====== Extracted information

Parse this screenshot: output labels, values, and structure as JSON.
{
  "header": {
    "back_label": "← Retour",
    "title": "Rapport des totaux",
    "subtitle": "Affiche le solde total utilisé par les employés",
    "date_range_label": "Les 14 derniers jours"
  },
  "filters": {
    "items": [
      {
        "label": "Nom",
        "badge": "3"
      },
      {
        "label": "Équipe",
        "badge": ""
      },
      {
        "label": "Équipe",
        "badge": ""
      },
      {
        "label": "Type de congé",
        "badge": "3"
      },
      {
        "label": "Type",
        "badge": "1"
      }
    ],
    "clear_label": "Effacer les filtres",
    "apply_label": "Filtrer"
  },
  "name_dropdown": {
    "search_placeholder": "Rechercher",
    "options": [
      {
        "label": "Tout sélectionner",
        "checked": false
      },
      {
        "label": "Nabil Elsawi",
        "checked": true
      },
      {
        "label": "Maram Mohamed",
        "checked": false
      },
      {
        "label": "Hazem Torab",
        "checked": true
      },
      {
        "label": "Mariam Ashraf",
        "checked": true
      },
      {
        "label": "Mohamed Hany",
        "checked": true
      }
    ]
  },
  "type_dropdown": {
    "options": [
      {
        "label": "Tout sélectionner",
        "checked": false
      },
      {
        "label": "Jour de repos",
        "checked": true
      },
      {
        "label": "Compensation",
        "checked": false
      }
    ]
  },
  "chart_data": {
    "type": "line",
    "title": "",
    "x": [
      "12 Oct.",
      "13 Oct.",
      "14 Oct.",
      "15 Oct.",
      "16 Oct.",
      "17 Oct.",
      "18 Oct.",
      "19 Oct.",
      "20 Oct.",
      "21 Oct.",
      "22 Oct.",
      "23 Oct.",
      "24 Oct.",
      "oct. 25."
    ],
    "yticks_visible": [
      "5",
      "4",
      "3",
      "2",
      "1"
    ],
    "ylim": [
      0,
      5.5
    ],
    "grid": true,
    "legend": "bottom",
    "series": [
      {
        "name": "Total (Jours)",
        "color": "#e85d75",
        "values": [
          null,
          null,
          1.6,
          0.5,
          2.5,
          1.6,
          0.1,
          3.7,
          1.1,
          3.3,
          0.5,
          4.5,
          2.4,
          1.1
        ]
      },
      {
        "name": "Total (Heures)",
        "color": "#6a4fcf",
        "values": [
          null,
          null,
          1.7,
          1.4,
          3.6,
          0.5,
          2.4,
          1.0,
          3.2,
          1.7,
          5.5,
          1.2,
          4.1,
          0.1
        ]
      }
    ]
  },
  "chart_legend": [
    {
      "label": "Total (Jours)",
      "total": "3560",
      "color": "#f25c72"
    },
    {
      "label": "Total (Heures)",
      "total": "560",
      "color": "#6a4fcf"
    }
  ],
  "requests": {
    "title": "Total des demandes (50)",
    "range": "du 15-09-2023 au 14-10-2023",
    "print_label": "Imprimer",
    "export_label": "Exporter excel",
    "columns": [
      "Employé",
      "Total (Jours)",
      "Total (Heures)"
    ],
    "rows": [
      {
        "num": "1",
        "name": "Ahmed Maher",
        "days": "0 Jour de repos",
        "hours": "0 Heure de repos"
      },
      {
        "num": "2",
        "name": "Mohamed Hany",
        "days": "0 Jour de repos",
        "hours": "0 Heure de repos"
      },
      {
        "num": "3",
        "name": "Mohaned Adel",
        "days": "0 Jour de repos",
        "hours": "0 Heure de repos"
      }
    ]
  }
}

============

- _Stated task_
Copy out all of the records above with nothing altered.

- _Written response_
Parse this screenshot: output labels, values, and structure as JSON.
{
  "header": {
    "back_label": "← Retour",
    "title": "Rapport des totaux",
    "subtitle": "Affiche le solde total utilisé par les employés",
    "date_range_label": "Les 14 derniers jours"
  },
  "filters": {
    "items": [
      {
        "label": "Nom",
        "badge": "3"
      },
      {
        "label": "Équipe",
        "badge": ""
      },
      {
        "label": "Équipe",
        "badge": ""
      },
      {
        "label": "Type de congé",
        "badge": "3"
      },
      {
        "label": "Type",
        "badge": "1"
      }
    ],
    "clear_label": "Effacer les filtres",
    "apply_label": "Filtrer"
  },
  "name_dropdown": {
    "search_placeholder": "Rechercher",
    "options": [
      {
        "label": "Tout sélectionner",
        "checked": false
      },
      {
        "label": "Nabil Elsawi",
        "checked": true
      },
      {
        "label": "Maram Mohamed",
        "checked": false
      },
      {
        "label": "Hazem Torab",
        "checked": true
      },
      {
        "label": "Mariam Ashraf",
        "checked": true
      },
      {
        "label": "Mohamed Hany",
        "checked": true
      }
    ]
  },
  "type_dropdown": {
    "options": [
      {
        "label": "Tout sélectionner",
        "checked": false
      },
      {
        "label": "Jour de repos",
        "checked": true
      },
      {
        "label": "Compensation",
        "checked": false
      }
    ]
  },
  "chart_data": {
    "type": "line",
    "title": "",
    "x": [
      "12 Oct.",
      "13 Oct.",
      "14 Oct.",
      "15 Oct.",
      "16 Oct.",
      "17 Oct.",
      "18 Oct.",
      "19 Oct.",
      "20 Oct.",
      "21 Oct.",
      "22 Oct.",
      "23 Oct.",
      "24 Oct.",
      "oct. 25."
    ],
    "yticks_visible": [
      "5",
      "4",
      "3",
      "2",
      "1"
    ],
    "ylim": [
      0,
      5.5
    ],
    "grid": true,
    "legend": "bottom",
    "series": [
      {
        "name": "Total (Jours)",
        "color": "#e85d75",
        "values": [
          null,
          null,
          1.6,
          0.5,
          2.5,
          1.6,
          0.1,
          3.7,
          1.1,
          3.3,
          0.5,
          4.5,
          2.4,
          1.1
        ]
      },
      {
        "name": "Total (Heures)",
        "color": "#6a4fcf",
        "values": [
          null,
          null,
          1.7,
          1.4,
          3.6,
          0.5,
          2.4,
          1.0,
          3.2,
          1.7,
          5.5,
          1.2,
          4.1,
          0.1
        ]
      }
    ]
  },
  "chart_legend": [
    {
      "label": "Total (Jours)",
      "total": "3560",
      "color": "#f25c72"
    },
    {
      "label": "Total (Heures)",
      "total": "560",
      "color": "#6a4fcf"
    }
  ],
  "requests": {
    "title": "Total des demandes (50)",
    "range": "du 15-09-2023 au 14-10-2023",
    "print_label": "Imprimer",
    "export_label": "Exporter excel",
    "columns": [
      "Employé",
      "Total (Jours)",
      "Total (Heures)"
    ],
    "rows": [
      {
        "num": "1",
        "name": "Ahmed Maher",
        "days": "0 Jour de repos",
        "hours": "0 Heure de repos"
      },
      {
        "num": "2",
        "name": "Mohamed Hany",
        "days": "0 Jour de repos",
        "hours": "0 Heure de repos"
      },
      {
        "num": "3",
        "name": "Mohaned Adel",
        "days": "0 Jour de repos",
        "hours": "0 Heure de repos"
      }
    ]
  }
}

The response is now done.